- Exercise description
Find every line of the listing below where "رسالہ" appears, and copy it.

# start of Data for this task

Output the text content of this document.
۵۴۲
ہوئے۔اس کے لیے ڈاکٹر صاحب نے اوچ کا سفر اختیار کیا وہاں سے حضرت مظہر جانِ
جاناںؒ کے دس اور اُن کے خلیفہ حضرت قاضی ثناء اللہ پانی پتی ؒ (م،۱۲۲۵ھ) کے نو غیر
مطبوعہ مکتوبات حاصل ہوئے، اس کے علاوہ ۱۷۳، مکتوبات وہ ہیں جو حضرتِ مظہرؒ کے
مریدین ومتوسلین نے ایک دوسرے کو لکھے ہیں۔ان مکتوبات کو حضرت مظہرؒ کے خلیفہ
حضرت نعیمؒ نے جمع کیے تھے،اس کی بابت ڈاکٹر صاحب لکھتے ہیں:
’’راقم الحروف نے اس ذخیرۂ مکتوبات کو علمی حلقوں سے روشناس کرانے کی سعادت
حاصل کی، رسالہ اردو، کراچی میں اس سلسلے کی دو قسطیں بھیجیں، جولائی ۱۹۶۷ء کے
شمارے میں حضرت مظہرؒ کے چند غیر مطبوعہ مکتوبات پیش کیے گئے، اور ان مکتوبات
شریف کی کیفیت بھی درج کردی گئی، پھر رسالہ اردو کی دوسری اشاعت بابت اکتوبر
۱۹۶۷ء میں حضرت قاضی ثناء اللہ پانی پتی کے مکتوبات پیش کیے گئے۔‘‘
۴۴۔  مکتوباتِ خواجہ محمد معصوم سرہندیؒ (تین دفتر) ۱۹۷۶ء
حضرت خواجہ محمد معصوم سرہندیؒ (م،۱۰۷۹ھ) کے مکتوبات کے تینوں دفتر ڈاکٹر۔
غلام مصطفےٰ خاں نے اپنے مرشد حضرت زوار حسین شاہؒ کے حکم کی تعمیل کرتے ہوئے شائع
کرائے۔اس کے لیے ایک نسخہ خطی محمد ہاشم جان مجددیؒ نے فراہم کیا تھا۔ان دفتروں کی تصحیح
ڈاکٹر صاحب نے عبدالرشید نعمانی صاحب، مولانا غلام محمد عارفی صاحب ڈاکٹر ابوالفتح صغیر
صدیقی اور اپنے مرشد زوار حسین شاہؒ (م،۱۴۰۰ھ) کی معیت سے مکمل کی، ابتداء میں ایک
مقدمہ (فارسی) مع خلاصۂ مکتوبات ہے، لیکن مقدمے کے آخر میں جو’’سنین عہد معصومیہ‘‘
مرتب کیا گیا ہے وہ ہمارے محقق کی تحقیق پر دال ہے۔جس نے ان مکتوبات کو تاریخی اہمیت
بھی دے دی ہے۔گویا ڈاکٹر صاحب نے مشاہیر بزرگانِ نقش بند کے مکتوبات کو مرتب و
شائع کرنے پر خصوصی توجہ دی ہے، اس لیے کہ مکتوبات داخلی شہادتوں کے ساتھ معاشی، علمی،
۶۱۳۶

# end of Data for this task

- Result
حاصل کی، رسالہ اردو، کراچی میں اس سلسلے کی دو قسطیں بھیجیں، جولائی ۱۹۶۷ء کے
شریف کی کیفیت بھی درج کردی گئی، پھر رسالہ اردو کی دوسری اشاعت بابت اکتوبر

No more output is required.